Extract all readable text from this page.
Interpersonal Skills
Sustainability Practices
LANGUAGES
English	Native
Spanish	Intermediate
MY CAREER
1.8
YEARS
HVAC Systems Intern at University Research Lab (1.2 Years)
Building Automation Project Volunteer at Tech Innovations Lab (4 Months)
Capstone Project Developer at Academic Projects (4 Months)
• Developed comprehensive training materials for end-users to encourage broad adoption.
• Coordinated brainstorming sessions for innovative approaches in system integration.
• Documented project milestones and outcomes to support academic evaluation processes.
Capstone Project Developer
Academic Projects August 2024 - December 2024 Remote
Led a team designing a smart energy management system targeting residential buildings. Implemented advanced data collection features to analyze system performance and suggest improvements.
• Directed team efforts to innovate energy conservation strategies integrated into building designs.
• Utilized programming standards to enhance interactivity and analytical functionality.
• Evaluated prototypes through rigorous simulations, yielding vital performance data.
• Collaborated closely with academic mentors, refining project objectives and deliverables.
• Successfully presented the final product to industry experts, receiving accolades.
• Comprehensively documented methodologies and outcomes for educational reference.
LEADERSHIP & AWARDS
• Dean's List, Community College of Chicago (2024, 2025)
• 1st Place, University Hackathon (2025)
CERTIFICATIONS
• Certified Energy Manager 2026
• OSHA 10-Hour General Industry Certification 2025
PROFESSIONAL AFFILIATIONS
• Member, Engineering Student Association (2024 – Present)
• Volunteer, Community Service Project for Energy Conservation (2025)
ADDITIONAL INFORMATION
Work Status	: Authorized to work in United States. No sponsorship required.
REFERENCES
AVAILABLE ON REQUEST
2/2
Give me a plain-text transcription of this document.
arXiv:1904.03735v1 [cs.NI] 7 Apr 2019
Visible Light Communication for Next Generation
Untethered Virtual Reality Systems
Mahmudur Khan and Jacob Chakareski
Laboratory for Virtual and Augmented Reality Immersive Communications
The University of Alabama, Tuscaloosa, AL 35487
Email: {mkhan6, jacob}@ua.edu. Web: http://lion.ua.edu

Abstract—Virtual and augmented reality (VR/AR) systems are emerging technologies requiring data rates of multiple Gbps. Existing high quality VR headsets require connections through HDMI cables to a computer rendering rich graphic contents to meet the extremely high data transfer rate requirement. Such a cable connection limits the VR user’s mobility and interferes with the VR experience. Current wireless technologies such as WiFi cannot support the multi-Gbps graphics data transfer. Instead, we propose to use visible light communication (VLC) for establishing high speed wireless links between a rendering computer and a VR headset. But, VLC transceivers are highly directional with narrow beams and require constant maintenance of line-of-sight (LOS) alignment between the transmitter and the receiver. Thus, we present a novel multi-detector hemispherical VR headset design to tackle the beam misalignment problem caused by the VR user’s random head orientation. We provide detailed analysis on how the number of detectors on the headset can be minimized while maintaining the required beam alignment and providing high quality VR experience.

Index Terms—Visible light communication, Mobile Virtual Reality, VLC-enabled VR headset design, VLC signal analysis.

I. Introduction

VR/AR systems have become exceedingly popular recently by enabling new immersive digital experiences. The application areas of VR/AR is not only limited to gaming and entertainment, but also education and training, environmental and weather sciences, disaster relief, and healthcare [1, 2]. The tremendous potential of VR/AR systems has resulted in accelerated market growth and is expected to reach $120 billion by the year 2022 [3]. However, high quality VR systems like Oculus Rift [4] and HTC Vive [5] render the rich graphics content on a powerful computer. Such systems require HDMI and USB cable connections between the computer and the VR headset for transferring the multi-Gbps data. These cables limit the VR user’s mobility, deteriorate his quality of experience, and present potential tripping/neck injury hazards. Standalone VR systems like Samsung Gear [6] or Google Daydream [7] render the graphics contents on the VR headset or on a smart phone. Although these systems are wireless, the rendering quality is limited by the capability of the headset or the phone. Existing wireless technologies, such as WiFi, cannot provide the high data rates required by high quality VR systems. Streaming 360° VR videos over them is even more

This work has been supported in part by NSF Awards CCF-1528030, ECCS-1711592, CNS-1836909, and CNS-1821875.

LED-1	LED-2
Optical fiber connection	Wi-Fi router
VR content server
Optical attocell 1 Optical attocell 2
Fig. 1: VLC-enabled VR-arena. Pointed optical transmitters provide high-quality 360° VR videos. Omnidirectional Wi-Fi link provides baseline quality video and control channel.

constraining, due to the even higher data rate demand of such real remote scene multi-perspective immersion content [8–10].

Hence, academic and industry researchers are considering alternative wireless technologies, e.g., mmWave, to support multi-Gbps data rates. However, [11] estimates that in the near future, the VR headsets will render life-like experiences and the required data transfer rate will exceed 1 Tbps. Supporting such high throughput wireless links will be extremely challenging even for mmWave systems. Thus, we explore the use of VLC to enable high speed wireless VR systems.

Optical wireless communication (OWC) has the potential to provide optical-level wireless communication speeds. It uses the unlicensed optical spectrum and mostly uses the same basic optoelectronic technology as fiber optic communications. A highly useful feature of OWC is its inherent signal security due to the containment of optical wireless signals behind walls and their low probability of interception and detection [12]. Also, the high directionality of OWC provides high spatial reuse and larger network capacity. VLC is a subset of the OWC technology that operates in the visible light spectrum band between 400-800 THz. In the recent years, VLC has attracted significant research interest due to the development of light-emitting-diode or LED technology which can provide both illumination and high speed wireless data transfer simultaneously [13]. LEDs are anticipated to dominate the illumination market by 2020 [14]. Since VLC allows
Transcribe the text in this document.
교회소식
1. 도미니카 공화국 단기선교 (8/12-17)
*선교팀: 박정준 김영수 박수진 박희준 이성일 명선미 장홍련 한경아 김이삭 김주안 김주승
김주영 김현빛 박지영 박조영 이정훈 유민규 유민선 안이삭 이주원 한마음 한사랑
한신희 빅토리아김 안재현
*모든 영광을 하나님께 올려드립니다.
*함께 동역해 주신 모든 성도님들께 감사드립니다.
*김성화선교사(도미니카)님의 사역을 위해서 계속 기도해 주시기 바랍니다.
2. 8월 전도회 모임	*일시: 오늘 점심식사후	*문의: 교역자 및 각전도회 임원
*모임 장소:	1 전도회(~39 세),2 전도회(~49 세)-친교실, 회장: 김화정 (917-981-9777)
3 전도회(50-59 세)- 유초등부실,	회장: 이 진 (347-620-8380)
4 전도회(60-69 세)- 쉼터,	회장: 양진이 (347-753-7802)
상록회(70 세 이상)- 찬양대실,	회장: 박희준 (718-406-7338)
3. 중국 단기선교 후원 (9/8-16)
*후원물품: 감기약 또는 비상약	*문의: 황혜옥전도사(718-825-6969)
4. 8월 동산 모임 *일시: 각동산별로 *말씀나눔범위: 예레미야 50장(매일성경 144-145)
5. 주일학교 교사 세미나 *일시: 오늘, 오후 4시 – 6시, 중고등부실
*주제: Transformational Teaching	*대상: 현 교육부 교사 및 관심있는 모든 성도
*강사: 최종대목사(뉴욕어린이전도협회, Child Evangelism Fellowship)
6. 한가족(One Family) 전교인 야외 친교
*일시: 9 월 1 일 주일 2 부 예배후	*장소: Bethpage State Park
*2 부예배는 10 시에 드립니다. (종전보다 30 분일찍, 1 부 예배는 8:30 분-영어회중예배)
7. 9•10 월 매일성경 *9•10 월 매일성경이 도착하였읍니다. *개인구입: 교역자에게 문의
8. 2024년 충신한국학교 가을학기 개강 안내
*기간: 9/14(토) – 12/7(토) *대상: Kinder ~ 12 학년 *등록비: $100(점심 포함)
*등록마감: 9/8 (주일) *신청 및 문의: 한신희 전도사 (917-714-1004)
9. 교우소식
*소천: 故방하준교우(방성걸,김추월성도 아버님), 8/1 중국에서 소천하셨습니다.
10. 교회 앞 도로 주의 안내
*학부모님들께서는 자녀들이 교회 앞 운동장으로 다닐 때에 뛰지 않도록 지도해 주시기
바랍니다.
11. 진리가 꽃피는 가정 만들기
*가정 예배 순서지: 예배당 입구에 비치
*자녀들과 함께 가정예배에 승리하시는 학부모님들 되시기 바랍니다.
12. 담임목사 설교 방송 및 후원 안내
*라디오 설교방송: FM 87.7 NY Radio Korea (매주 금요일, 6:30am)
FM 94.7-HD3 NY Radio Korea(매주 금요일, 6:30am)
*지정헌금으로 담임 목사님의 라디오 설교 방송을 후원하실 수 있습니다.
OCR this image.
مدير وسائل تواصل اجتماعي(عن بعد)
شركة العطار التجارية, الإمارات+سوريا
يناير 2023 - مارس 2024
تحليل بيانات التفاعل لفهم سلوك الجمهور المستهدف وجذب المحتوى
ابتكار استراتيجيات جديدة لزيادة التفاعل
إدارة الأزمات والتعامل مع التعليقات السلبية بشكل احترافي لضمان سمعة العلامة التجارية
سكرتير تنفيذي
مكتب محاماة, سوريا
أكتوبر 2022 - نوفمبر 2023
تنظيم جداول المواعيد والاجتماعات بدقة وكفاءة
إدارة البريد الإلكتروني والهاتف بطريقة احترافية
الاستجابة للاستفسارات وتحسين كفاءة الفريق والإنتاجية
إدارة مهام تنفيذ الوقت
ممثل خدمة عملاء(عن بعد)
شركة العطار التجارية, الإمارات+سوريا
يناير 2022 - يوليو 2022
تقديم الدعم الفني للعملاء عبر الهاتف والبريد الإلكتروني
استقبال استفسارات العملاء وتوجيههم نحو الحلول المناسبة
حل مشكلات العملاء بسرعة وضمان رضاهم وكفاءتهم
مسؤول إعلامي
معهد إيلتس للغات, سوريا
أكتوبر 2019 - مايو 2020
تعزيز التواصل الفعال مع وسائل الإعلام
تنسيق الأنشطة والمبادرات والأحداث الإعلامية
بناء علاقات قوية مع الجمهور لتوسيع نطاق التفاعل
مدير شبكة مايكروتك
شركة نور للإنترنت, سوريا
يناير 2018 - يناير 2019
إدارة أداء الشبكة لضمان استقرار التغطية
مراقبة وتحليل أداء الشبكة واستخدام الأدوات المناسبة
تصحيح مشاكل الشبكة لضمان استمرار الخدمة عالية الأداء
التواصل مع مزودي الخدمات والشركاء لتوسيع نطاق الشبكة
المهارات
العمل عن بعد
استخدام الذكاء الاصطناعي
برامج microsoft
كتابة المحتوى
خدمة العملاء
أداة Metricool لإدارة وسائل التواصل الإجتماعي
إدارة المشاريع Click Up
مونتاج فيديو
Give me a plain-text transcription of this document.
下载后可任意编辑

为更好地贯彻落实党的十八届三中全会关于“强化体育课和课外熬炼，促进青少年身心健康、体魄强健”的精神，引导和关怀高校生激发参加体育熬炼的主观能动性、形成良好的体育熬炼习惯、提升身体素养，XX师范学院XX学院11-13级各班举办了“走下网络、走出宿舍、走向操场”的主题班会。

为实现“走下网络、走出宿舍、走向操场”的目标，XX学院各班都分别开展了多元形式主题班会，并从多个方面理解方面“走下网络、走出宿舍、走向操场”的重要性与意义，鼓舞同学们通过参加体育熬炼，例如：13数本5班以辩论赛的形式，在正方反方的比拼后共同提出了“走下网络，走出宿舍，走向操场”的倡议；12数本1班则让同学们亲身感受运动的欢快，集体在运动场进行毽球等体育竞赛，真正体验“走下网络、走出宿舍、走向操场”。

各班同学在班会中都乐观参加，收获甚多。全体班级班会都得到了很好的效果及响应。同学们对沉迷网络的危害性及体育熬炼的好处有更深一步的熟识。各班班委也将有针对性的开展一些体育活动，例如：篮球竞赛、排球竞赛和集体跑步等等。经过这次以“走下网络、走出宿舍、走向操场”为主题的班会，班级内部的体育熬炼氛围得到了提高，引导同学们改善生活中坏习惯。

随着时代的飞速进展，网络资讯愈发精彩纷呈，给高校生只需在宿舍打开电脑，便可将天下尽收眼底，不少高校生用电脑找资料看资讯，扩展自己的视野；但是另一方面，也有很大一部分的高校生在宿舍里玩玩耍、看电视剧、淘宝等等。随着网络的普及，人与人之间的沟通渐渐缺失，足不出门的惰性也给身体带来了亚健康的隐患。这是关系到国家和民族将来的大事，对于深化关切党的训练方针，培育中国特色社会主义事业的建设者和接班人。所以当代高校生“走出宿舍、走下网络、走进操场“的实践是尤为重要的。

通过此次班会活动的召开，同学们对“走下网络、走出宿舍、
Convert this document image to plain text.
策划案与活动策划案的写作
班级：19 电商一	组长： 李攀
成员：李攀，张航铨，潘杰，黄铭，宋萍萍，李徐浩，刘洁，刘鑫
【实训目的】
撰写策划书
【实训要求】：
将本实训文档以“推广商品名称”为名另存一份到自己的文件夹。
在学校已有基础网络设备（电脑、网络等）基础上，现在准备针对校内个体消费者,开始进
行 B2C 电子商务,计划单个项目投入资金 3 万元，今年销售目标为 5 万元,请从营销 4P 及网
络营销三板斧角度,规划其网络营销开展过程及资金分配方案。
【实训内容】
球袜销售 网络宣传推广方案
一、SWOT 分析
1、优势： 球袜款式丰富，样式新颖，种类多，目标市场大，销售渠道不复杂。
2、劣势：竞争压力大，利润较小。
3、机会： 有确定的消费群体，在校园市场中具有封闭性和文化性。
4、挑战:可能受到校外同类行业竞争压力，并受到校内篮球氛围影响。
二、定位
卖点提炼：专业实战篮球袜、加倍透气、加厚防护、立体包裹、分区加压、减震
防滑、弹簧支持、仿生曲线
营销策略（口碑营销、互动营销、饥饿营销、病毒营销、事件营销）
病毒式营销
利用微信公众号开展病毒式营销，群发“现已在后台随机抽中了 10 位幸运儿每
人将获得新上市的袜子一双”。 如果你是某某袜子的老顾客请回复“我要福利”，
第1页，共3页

────────

Copy every line in the records above that contains the word "도미니카".

### Problem solution
1. 도미니카 공화국 단기선교 (8/12-17)
*김성화선교사(도미니카)님의 사역을 위해서 계속 기도해 주시기 바랍니다.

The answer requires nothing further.